Dataset excerpts:
--- Start ---
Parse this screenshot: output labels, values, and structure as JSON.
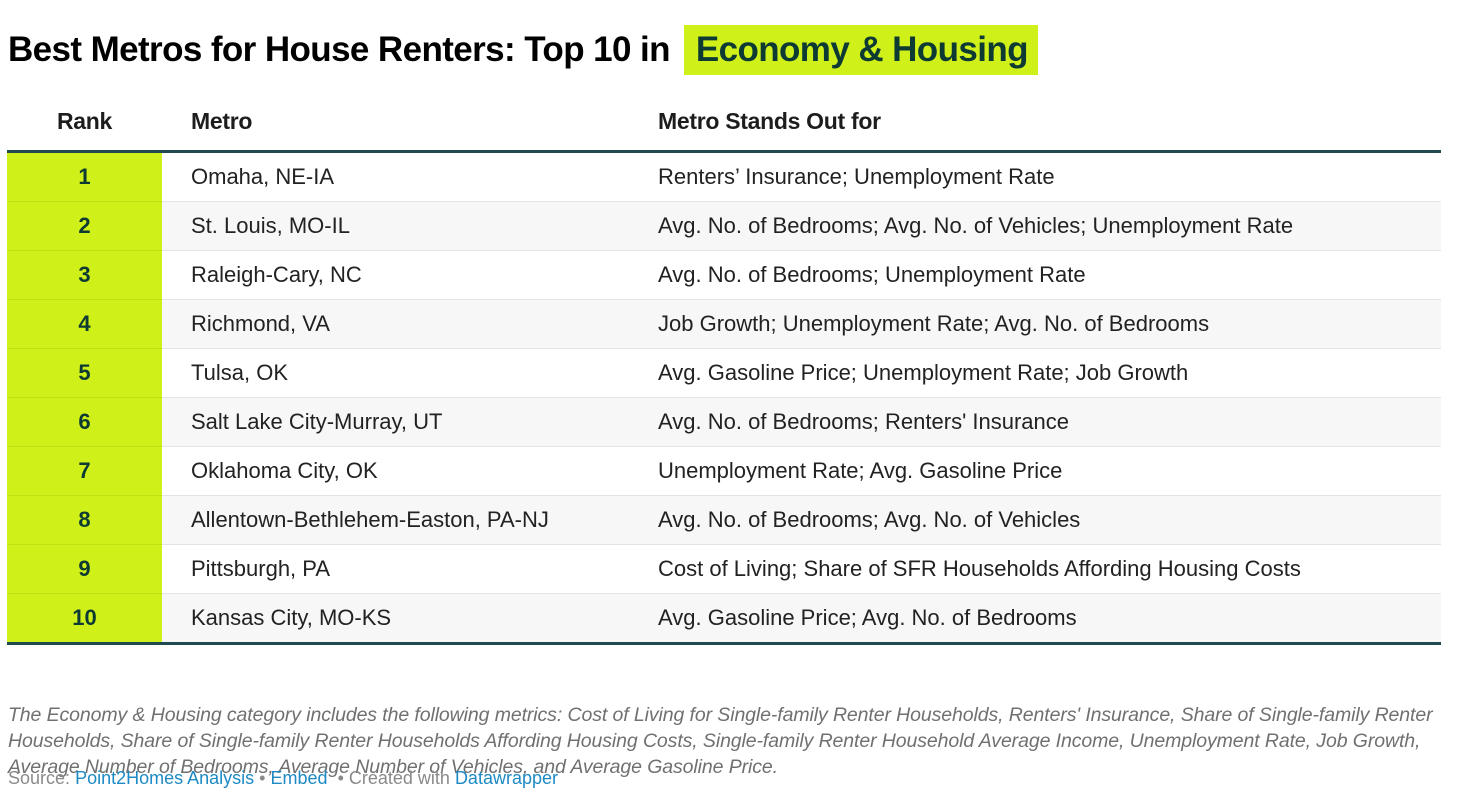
{
  "header": {
    "title_prefix": "Best Metros for House Renters: Top 10 in",
    "title_highlight": "Economy & Housing"
  },
  "colors": {
    "highlight_bg": "#d0f01a",
    "highlight_text": "#0d3a33",
    "rule": "#214a50",
    "link": "#1d8ac4",
    "notes_text": "#707070",
    "row_stripe": "#f7f7f7"
  },
  "table": {
    "columns": [
      "Rank",
      "Metro",
      "Metro Stands Out for"
    ],
    "rows": [
      {
        "rank": "1",
        "metro": "Omaha, NE-IA",
        "stands_out_for": "Renters’ Insurance; Unemployment Rate"
      },
      {
        "rank": "2",
        "metro": "St. Louis, MO-IL",
        "stands_out_for": "Avg. No. of Bedrooms; Avg. No. of Vehicles; Unemployment Rate"
      },
      {
        "rank": "3",
        "metro": "Raleigh-Cary, NC",
        "stands_out_for": "Avg. No. of Bedrooms; Unemployment Rate"
      },
      {
        "rank": "4",
        "metro": "Richmond, VA",
        "stands_out_for": "Job Growth; Unemployment Rate; Avg. No. of Bedrooms"
      },
      {
        "rank": "5",
        "metro": "Tulsa, OK",
        "stands_out_for": "Avg. Gasoline Price; Unemployment Rate; Job Growth"
      },
      {
        "rank": "6",
        "metro": "Salt Lake City-Murray, UT",
        "stands_out_for": "Avg. No. of Bedrooms; Renters' Insurance"
      },
      {
        "rank": "7",
        "metro": "Oklahoma City, OK",
        "stands_out_for": "Unemployment Rate; Avg. Gasoline Price"
      },
      {
        "rank": "8",
        "metro": "Allentown-Bethlehem-Easton, PA-NJ",
        "stands_out_for": "Avg. No. of Bedrooms; Avg. No. of Vehicles"
      },
      {
        "rank": "9",
        "metro": "Pittsburgh, PA",
        "stands_out_for": "Cost of Living; Share of SFR Households Affording Housing Costs"
      },
      {
        "rank": "10",
        "metro": "Kansas City, MO-KS",
        "stands_out_for": "Avg. Gasoline Price; Avg. No. of Bedrooms"
      }
    ]
  },
  "notes": "The Economy & Housing category includes the following metrics: Cost of Living for Single-family Renter Households, Renters' Insurance, Share of Single-family Renter Households, Share of Single-family Renter Households Affording Housing Costs, Single-family Renter Household Average Income, Unemployment Rate, Job Growth, Average Number of Bedrooms, Average Number of Vehicles, and Average Gasoline Price.",
  "footer": {
    "source_label": "Source:",
    "source_link": "Point2Homes Analysis",
    "separator": "•",
    "embed_link": "Embed",
    "created_with_label": "• Created with",
    "datawrapper_link": "Datawrapper"
  },
  "chart_data": {
    "type": "table",
    "title": "Best Metros for House Renters: Top 10 in Economy & Housing",
    "columns": [
      "Rank",
      "Metro",
      "Metro Stands Out for"
    ],
    "rows": [
      [
        1,
        "Omaha, NE-IA",
        "Renters’ Insurance; Unemployment Rate"
      ],
      [
        2,
        "St. Louis, MO-IL",
        "Avg. No. of Bedrooms; Avg. No. of Vehicles; Unemployment Rate"
      ],
      [
        3,
        "Raleigh-Cary, NC",
        "Avg. No. of Bedrooms; Unemployment Rate"
      ],
      [
        4,
        "Richmond, VA",
        "Job Growth; Unemployment Rate; Avg. No. of Bedrooms"
      ],
      [
        5,
        "Tulsa, OK",
        "Avg. Gasoline Price; Unemployment Rate; Job Growth"
      ],
      [
        6,
        "Salt Lake City-Murray, UT",
        "Avg. No. of Bedrooms; Renters' Insurance"
      ],
      [
        7,
        "Oklahoma City, OK",
        "Unemployment Rate; Avg. Gasoline Price"
      ],
      [
        8,
        "Allentown-Bethlehem-Easton, PA-NJ",
        "Avg. No. of Bedrooms; Avg. No. of Vehicles"
      ],
      [
        9,
        "Pittsburgh, PA",
        "Cost of Living; Share of SFR Households Affording Housing Costs"
      ],
      [
        10,
        "Kansas City, MO-KS",
        "Avg. Gasoline Price; Avg. No. of Bedrooms"
      ]
    ],
    "notes": "The Economy & Housing category includes the following metrics: Cost of Living for Single-family Renter Households, Renters' Insurance, Share of Single-family Renter Households, Share of Single-family Renter Households Affording Housing Costs, Single-family Renter Household Average Income, Unemployment Rate, Job Growth, Average Number of Bedrooms, Average Number of Vehicles, and Average Gasoline Price.",
    "source": "Point2Homes Analysis"
  }
}
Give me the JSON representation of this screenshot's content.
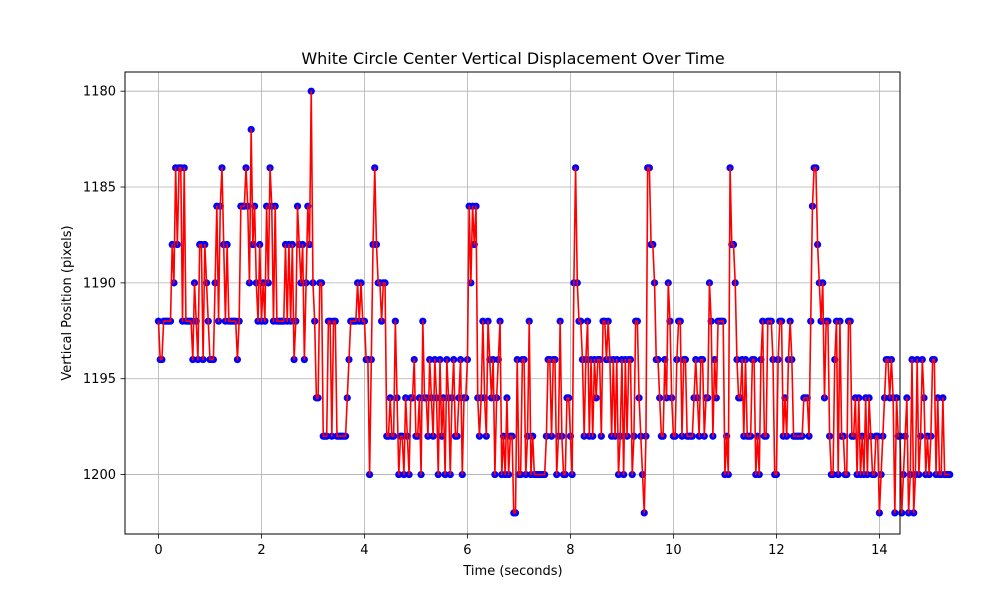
--- End ---
Task statement: Pictures are to be left out; repeat all the remaining data exactly.

The solution:
Parse this screenshot: output labels, values, and structure as JSON.
{
  "header": {
    "title_prefix": "Best Metros for House Renters: Top 10 in",
    "title_highlight": "Economy & Housing"
  },
  "colors": {
    "highlight_bg": "#d0f01a",
    "highlight_text": "#0d3a33",
    "rule": "#214a50",
    "link": "#1d8ac4",
    "notes_text": "#707070",
    "row_stripe": "#f7f7f7"
  },
  "table": {
    "columns": [
      "Rank",
      "Metro",
      "Metro Stands Out for"
    ],
    "rows": [
      {
        "rank": "1",
        "metro": "Omaha, NE-IA",
        "stands_out_for": "Renters’ Insurance; Unemployment Rate"
      },
      {
        "rank": "2",
        "metro": "St. Louis, MO-IL",
        "stands_out_for": "Avg. No. of Bedrooms; Avg. No. of Vehicles; Unemployment Rate"
      },
      {
        "rank": "3",
        "metro": "Raleigh-Cary, NC",
        "stands_out_for": "Avg. No. of Bedrooms; Unemployment Rate"
      },
      {
        "rank": "4",
        "metro": "Richmond, VA",
        "stands_out_for": "Job Growth; Unemployment Rate; Avg. No. of Bedrooms"
      },
      {
        "rank": "5",
        "metro": "Tulsa, OK",
        "stands_out_for": "Avg. Gasoline Price; Unemployment Rate; Job Growth"
      },
      {
        "rank": "6",
        "metro": "Salt Lake City-Murray, UT",
        "stands_out_for": "Avg. No. of Bedrooms; Renters' Insurance"
      },
      {
        "rank": "7",
        "metro": "Oklahoma City, OK",
        "stands_out_for": "Unemployment Rate; Avg. Gasoline Price"
      },
      {
        "rank": "8",
        "metro": "Allentown-Bethlehem-Easton, PA-NJ",
        "stands_out_for": "Avg. No. of Bedrooms; Avg. No. of Vehicles"
      },
      {
        "rank": "9",
        "metro": "Pittsburgh, PA",
        "stands_out_for": "Cost of Living; Share of SFR Households Affording Housing Costs"
      },
      {
        "rank": "10",
        "metro": "Kansas City, MO-KS",
        "stands_out_for": "Avg. Gasoline Price; Avg. No. of Bedrooms"
      }
    ]
  },
  "notes": "The Economy & Housing category includes the following metrics: Cost of Living for Single-family Renter Households, Renters' Insurance, Share of Single-family Renter Households, Share of Single-family Renter Households Affording Housing Costs, Single-family Renter Household Average Income, Unemployment Rate, Job Growth, Average Number of Bedrooms, Average Number of Vehicles, and Average Gasoline Price.",
  "footer": {
    "source_label": "Source:",
    "source_link": "Point2Homes Analysis",
    "separator": "•",
    "embed_link": "Embed",
    "created_with_label": "• Created with",
    "datawrapper_link": "Datawrapper"
  },
  "chart_data": {
    "type": "table",
    "title": "Best Metros for House Renters: Top 10 in Economy & Housing",
    "columns": [
      "Rank",
      "Metro",
      "Metro Stands Out for"
    ],
    "rows": [
      [
        1,
        "Omaha, NE-IA",
        "Renters’ Insurance; Unemployment Rate"
      ],
      [
        2,
        "St. Louis, MO-IL",
        "Avg. No. of Bedrooms; Avg. No. of Vehicles; Unemployment Rate"
      ],
      [
        3,
        "Raleigh-Cary, NC",
        "Avg. No. of Bedrooms; Unemployment Rate"
      ],
      [
        4,
        "Richmond, VA",
        "Job Growth; Unemployment Rate; Avg. No. of Bedrooms"
      ],
      [
        5,
        "Tulsa, OK",
        "Avg. Gasoline Price; Unemployment Rate; Job Growth"
      ],
      [
        6,
        "Salt Lake City-Murray, UT",
        "Avg. No. of Bedrooms; Renters' Insurance"
      ],
      [
        7,
        "Oklahoma City, OK",
        "Unemployment Rate; Avg. Gasoline Price"
      ],
      [
        8,
        "Allentown-Bethlehem-Easton, PA-NJ",
        "Avg. No. of Bedrooms; Avg. No. of Vehicles"
      ],
      [
        9,
        "Pittsburgh, PA",
        "Cost of Living; Share of SFR Households Affording Housing Costs"
      ],
      [
        10,
        "Kansas City, MO-KS",
        "Avg. Gasoline Price; Avg. No. of Bedrooms"
      ]
    ],
    "notes": "The Economy & Housing category includes the following metrics: Cost of Living for Single-family Renter Households, Renters' Insurance, Share of Single-family Renter Households, Share of Single-family Renter Households Affording Housing Costs, Single-family Renter Household Average Income, Unemployment Rate, Job Growth, Average Number of Bedrooms, Average Number of Vehicles, and Average Gasoline Price.",
    "source": "Point2Homes Analysis"
  }
}
Give me the JSON representation of this screenshot's content.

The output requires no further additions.